Report how many lines of the listing include the word "note"; nothing else should be written.

★ ★ ★ ★ ★

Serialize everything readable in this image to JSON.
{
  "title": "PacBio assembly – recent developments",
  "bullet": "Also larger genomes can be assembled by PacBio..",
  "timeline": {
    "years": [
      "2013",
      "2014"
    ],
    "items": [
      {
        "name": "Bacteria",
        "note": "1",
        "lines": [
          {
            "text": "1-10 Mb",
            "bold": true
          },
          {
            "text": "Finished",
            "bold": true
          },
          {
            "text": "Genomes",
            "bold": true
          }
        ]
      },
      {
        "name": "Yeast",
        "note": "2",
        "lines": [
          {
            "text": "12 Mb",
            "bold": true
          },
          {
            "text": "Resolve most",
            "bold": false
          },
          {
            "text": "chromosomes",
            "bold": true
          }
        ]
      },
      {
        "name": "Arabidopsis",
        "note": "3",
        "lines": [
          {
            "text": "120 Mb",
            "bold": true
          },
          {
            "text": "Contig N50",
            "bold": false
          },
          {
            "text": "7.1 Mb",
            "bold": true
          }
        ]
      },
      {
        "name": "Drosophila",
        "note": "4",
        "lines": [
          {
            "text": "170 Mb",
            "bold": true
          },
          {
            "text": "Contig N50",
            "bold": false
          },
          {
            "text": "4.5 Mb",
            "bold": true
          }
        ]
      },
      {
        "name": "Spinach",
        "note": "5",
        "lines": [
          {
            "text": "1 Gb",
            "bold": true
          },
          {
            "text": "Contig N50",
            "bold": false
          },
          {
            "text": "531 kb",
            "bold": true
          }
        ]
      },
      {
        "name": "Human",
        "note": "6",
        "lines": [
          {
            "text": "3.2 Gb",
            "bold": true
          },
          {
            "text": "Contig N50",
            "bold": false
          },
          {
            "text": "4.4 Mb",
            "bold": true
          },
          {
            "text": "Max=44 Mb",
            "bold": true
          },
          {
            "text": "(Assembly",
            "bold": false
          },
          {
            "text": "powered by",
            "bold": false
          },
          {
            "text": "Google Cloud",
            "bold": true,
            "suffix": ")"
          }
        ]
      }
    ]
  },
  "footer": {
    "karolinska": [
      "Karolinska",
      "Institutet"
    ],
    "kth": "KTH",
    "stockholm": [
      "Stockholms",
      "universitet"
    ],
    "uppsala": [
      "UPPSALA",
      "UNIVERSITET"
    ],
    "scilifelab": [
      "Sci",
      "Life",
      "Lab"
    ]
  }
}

★ ★ ★ ★ ★

_SOLUTION FOR THIS TASK_.
6